**Listed entries**.

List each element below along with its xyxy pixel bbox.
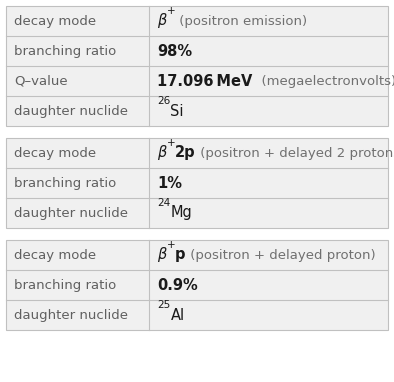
Text: decay mode: decay mode <box>14 249 96 262</box>
Bar <box>6 240 388 330</box>
Bar <box>6 138 388 228</box>
Text: +: + <box>167 138 175 148</box>
Text: 17.096 MeV: 17.096 MeV <box>157 73 253 89</box>
Text: 2p: 2p <box>175 146 196 160</box>
Text: Q–value: Q–value <box>14 74 68 87</box>
Text: β: β <box>157 13 167 29</box>
Text: β: β <box>157 146 167 160</box>
Text: branching ratio: branching ratio <box>14 44 116 58</box>
Text: 0.9%: 0.9% <box>157 277 198 293</box>
Text: (positron + delayed proton): (positron + delayed proton) <box>186 249 375 262</box>
Text: 24: 24 <box>157 198 171 209</box>
Text: 25: 25 <box>157 300 171 311</box>
Text: daughter nuclide: daughter nuclide <box>14 207 128 220</box>
Text: (positron + delayed 2 protons): (positron + delayed 2 protons) <box>196 147 394 160</box>
Text: +: + <box>167 6 175 16</box>
Text: Al: Al <box>171 308 185 322</box>
Text: daughter nuclide: daughter nuclide <box>14 309 128 322</box>
Text: decay mode: decay mode <box>14 147 96 160</box>
Text: (positron emission): (positron emission) <box>175 15 307 28</box>
Text: daughter nuclide: daughter nuclide <box>14 105 128 118</box>
Text: β: β <box>157 248 167 262</box>
Text: decay mode: decay mode <box>14 15 96 28</box>
Text: +: + <box>167 240 175 250</box>
Text: 1%: 1% <box>157 175 182 191</box>
Bar <box>6 6 388 126</box>
Text: (megaelectronvolts): (megaelectronvolts) <box>253 74 394 87</box>
Text: Mg: Mg <box>171 206 192 220</box>
Text: p: p <box>175 248 186 262</box>
Text: 26: 26 <box>157 96 171 107</box>
Text: 98%: 98% <box>157 44 192 58</box>
Text: branching ratio: branching ratio <box>14 176 116 189</box>
Text: branching ratio: branching ratio <box>14 278 116 291</box>
Text: Si: Si <box>171 104 184 118</box>
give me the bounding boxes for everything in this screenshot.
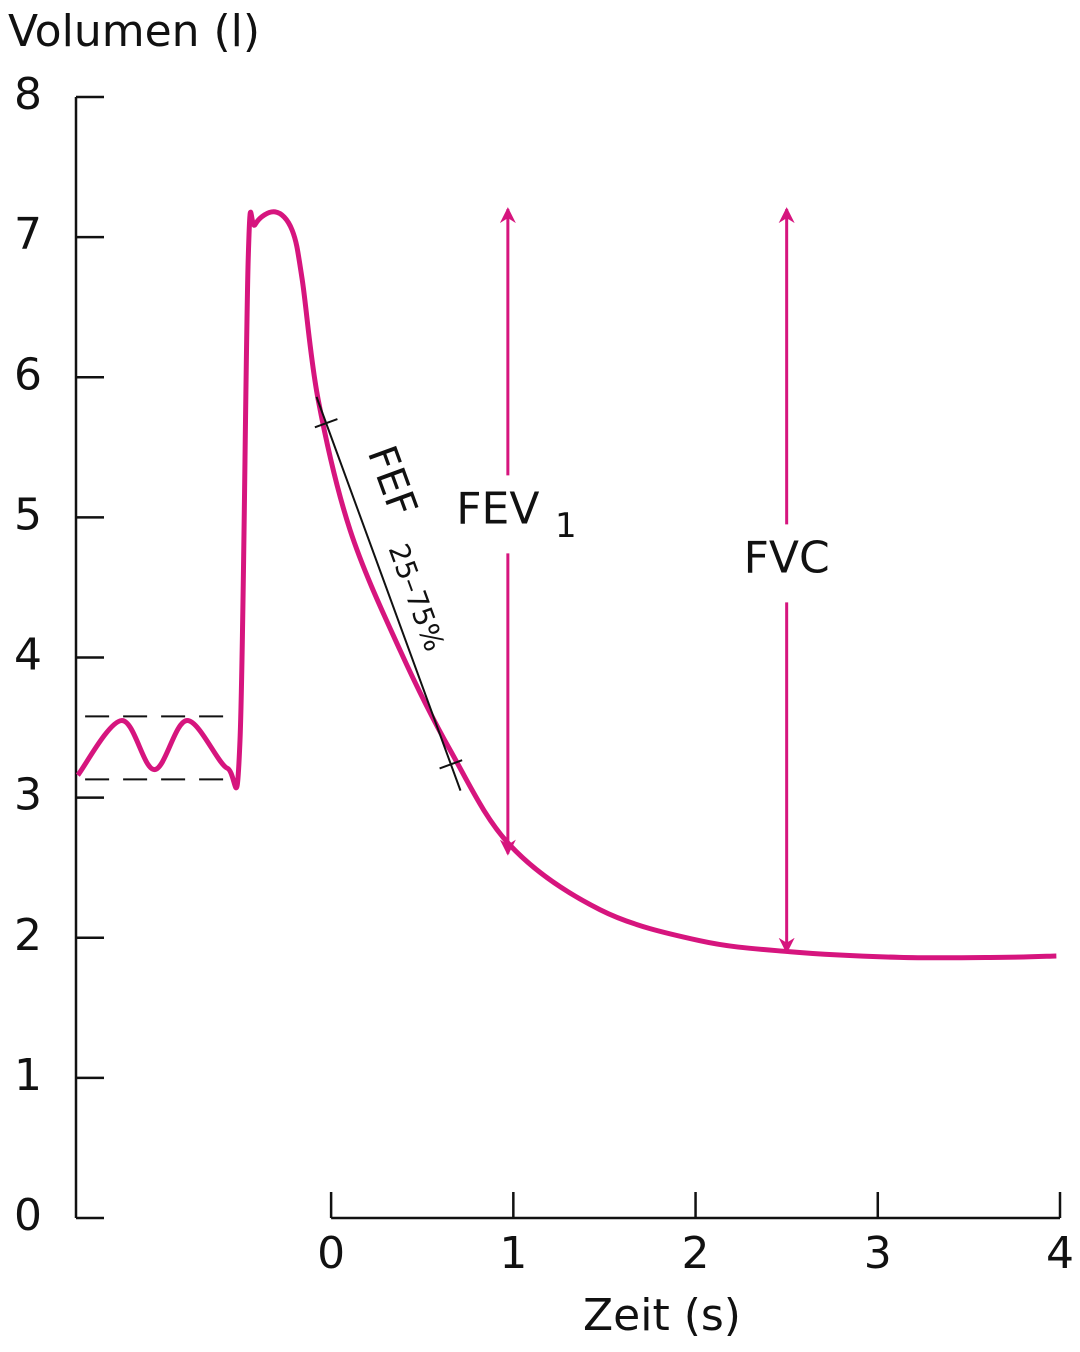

**What the task asks**. Render the entries above as a Markdown table with the columns "Row" and "Line," numbering each non-blank line in order. Omit the pictures.

**Right answer**.
| Row | Line |
|---|---|
| 1 | List each element below along with its xyxy pixel bbox. |
| 2 | Text: decay mode: decay mode <box>14 249 96 262</box> |
| 3 | Bar <box>6 240 388 330</box> |
| 4 | Bar <box>6 138 388 228</box> |
| 5 | Text: +: + <box>167 138 175 148</box> |
| 6 | Text: 17.096 MeV: 17.096 MeV <box>157 73 253 89</box> |
| 7 | Text: 2p: 2p <box>175 146 196 160</box> |
| 8 | Text: Q–value: Q–value <box>14 74 68 87</box> |
| 9 | Text: β: β <box>157 13 167 29</box> |
| 10 | Text: β: β <box>157 146 167 160</box> |
| 11 | Text: branching ratio: branching ratio <box>14 44 116 58</box> |
| 12 | Text: 0.9%: 0.9% <box>157 277 198 293</box> |
| 13 | Text: (positron + delayed proton): (positron + delayed proton) <box>186 249 375 262</box> |
| 14 | Text: 24: 24 <box>157 198 171 209</box> |
| 15 | Text: 25: 25 <box>157 300 171 311</box> |
| 16 | Text: daughter nuclide: daughter nuclide <box>14 207 128 220</box> |
| 17 | Text: (positron + delayed 2 protons): (positron + delayed 2 protons) <box>196 147 394 160</box> |
| 18 | Text: +: + <box>167 6 175 16</box> |
| 19 | Text: Al: Al <box>171 308 185 322</box> |
| 20 | Text: daughter nuclide: daughter nuclide <box>14 309 128 322</box> |
| 21 | Text: decay mode: decay mode <box>14 147 96 160</box> |
| 22 | Text: (positron emission): (positron emission) <box>175 15 307 28</box> |
| 23 | Text: daughter nuclide: daughter nuclide <box>14 105 128 118</box> |
| 24 | Text: β: β <box>157 248 167 262</box> |
| 25 | Text: decay mode: decay mode <box>14 15 96 28</box> |
| 26 | Text: +: + <box>167 240 175 250</box> |
| 27 | Text: 1%: 1% <box>157 175 182 191</box> |
| 28 | Bar <box>6 6 388 126</box> |
| 29 | Text: (megaelectronvolts): (megaelectronvolts) <box>253 74 394 87</box> |
| 30 | Text: Mg: Mg <box>171 206 192 220</box> |
| 31 | Text: p: p <box>175 248 186 262</box> |
| 32 | Text: 26: 26 <box>157 96 171 107</box> |
| 33 | Text: 98%: 98% <box>157 44 192 58</box> |
| 34 | Text: branching ratio: branching ratio <box>14 176 116 189</box> |
| 35 | Text: branching ratio: branching ratio <box>14 278 116 291</box> |
| 36 | Text: Si: Si <box>171 104 184 118</box> |
| 37 | give me the bounding boxes for everything in this screenshot. |